Required work: Which lines include the word "this"? Copy each of them.

Information shown:
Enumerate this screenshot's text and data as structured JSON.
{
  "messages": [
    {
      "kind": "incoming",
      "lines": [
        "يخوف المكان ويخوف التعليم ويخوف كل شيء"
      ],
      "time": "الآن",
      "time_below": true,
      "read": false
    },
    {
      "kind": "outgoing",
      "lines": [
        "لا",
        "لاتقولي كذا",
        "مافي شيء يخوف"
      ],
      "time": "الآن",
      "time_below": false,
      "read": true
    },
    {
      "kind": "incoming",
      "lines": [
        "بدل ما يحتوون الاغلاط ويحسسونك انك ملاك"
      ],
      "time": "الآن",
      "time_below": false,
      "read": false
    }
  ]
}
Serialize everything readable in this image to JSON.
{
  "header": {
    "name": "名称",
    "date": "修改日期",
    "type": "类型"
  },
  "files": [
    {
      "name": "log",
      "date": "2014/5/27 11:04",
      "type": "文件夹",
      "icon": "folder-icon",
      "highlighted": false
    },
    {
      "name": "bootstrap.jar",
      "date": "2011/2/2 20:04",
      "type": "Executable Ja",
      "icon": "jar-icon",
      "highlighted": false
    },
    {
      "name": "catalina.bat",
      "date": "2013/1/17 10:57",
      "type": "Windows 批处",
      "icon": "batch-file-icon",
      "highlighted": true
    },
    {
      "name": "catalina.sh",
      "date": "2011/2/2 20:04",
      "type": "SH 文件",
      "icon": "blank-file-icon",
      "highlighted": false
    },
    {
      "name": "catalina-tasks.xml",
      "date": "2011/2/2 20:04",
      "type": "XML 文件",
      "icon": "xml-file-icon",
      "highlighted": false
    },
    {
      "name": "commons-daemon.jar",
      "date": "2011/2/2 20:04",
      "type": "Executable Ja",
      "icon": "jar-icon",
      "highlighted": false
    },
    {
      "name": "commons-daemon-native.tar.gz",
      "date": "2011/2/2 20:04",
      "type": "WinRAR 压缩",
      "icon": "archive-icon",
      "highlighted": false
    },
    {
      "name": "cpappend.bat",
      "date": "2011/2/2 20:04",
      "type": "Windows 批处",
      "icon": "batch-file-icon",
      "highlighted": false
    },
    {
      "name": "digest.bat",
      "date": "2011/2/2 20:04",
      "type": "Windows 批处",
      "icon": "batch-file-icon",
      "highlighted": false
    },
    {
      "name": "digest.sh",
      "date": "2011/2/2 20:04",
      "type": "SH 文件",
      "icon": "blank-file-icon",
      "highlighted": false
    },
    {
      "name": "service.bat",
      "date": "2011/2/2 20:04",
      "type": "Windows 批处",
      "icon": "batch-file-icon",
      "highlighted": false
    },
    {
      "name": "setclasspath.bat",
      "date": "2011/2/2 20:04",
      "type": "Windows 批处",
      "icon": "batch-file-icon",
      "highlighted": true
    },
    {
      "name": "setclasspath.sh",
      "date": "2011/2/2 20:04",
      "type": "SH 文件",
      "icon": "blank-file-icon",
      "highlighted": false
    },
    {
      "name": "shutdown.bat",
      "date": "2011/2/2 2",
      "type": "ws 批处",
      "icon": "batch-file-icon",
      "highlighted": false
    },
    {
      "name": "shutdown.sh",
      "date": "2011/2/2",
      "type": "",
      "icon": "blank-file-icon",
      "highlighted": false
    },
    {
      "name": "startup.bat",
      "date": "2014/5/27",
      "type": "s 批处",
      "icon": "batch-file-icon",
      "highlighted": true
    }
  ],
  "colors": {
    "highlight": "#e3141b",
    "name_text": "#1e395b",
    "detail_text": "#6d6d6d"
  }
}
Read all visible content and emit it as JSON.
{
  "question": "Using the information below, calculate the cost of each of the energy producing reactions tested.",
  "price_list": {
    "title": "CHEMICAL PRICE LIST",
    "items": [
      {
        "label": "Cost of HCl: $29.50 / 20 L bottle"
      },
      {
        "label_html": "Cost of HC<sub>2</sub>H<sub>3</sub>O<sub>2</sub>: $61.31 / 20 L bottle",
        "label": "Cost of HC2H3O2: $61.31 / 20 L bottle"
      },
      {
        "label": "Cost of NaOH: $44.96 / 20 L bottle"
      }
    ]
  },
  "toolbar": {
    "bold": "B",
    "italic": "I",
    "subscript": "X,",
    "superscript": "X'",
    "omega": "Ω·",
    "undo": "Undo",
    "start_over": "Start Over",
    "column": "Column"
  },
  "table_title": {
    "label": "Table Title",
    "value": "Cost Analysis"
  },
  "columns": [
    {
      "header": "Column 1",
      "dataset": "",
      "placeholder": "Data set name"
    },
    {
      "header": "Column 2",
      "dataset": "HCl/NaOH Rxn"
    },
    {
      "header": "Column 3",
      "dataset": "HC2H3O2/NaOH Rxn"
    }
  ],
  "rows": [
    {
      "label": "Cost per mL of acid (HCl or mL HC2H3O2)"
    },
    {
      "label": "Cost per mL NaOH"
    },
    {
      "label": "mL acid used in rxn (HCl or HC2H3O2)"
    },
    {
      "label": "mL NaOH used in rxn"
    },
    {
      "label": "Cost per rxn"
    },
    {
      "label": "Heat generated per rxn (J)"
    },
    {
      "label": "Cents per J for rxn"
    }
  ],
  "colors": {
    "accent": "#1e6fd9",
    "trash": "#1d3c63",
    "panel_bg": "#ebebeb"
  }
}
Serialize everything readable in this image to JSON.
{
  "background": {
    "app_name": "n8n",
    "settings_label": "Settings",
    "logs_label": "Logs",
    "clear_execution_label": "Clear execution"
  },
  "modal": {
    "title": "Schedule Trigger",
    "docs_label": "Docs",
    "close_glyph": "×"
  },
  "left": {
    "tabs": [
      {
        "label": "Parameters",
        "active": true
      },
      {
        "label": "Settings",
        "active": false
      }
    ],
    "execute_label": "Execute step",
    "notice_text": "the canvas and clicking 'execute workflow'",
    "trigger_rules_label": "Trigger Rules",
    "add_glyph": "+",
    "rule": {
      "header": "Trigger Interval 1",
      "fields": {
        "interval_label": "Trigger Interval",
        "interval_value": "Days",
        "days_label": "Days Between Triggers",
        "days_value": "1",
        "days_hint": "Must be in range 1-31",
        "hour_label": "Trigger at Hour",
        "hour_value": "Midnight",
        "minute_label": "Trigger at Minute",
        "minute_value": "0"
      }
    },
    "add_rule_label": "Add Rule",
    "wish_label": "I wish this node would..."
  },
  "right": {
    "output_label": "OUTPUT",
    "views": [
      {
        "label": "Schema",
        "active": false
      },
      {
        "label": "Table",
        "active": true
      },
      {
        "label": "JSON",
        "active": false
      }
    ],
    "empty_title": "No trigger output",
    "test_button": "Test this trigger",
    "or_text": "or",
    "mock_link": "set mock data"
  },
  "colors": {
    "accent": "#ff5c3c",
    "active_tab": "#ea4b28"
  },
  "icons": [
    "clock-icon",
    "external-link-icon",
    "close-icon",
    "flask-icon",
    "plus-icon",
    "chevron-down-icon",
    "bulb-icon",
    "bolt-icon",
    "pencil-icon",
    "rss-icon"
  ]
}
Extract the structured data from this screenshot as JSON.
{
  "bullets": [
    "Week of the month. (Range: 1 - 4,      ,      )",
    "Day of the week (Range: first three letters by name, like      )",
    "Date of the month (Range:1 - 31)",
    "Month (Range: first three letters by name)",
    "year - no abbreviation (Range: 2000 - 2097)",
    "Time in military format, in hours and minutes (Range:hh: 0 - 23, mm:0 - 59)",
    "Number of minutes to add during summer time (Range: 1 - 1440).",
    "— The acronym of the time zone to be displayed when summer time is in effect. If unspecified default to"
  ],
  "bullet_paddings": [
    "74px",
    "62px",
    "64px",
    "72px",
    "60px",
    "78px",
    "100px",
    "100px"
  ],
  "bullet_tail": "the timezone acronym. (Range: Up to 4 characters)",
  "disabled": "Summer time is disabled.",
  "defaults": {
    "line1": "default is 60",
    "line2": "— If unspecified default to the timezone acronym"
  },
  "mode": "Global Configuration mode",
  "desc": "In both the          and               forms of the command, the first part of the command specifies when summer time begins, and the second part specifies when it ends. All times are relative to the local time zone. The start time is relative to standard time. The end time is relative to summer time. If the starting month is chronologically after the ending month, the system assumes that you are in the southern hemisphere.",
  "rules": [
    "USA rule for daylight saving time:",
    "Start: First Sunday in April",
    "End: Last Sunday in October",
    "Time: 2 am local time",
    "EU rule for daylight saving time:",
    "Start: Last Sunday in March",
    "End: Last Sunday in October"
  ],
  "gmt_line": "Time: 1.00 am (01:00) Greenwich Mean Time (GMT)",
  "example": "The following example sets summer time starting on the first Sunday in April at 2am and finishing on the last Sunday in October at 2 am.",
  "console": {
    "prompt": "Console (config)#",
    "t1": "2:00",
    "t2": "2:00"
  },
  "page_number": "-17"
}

Answer to the task:
Enumerate this screenshot's text and data as structured JSON.
Serialize everything readable in this image to JSON.
Serialize everything readable in this image to JSON.
    "wish_label": "I wish this node would..."
    "test_button": "Test this trigger",
Extract the structured data from this screenshot as JSON.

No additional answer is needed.